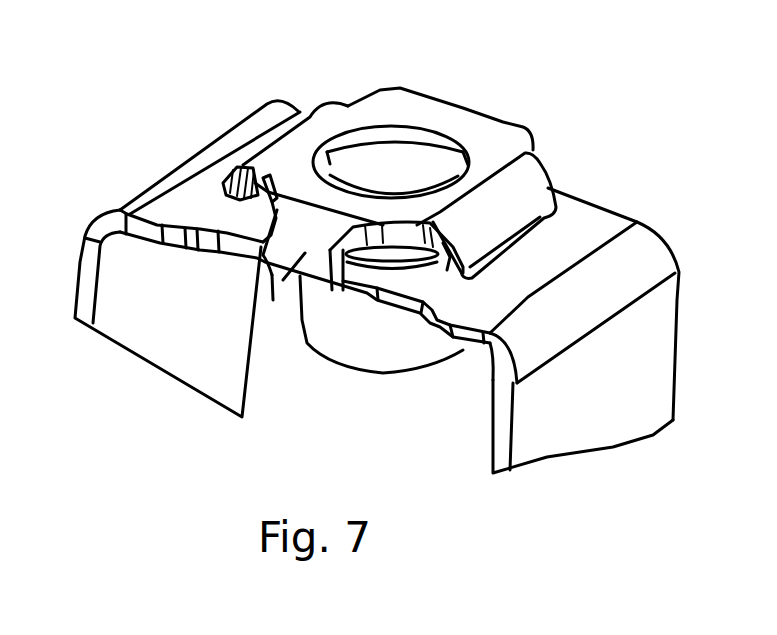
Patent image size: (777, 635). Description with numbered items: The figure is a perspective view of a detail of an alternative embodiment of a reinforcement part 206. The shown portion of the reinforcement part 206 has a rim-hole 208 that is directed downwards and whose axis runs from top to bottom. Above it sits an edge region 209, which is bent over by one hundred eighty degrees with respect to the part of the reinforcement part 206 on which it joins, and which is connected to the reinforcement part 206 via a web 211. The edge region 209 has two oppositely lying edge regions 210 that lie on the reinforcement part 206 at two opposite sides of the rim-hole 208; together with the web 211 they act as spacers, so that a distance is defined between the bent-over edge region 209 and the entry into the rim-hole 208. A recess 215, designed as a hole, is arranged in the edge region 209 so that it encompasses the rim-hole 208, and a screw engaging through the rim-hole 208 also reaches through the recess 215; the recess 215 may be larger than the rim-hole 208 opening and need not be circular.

The reinforcement part 206 is at (172, 153).
The rim-hole 208 is at (333, 337).
The edge region 209 is at (500, 138).
The edge regions 210 is at (281, 144).
The web 211 is at (273, 300).
The recess 215 is at (397, 156).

----

● **Your task**
Pick out every line above that contains the word "part", and copy each of those lines unchanged.

● **Solution**
Patent image size: (777, 635). Description with numbered items: The figure is a perspective view of a detail of an alternative embodiment of a reinforcement part 206. The shown portion of the reinforcement part 206 has a rim-hole 208 that is directed downwards and whose axis runs from top to bottom. Above it sits an edge region 209, which is bent over by one hundred eighty degrees with respect to the part of the reinforcement part 206 on which it joins, and which is connected to the reinforcement part 206 via a web 211. The edge region 209 has two oppositely lying edge regions 210 that lie on the reinforcement part 206 at two opposite sides of the rim-hole 208; together with the web 211 they act as spacers, so that a distance is defined between the bent-over edge region 209 and the entry into the rim-hole 208. A recess 215, designed as a hole, is arranged in the edge region 209 so that it encompasses the rim-hole 208, and a screw engaging through the rim-hole 208 also reaches through the recess 215; the recess 215 may be larger than the rim-hole 208 opening and need not be circular.
The reinforcement part 206 is at (172, 153).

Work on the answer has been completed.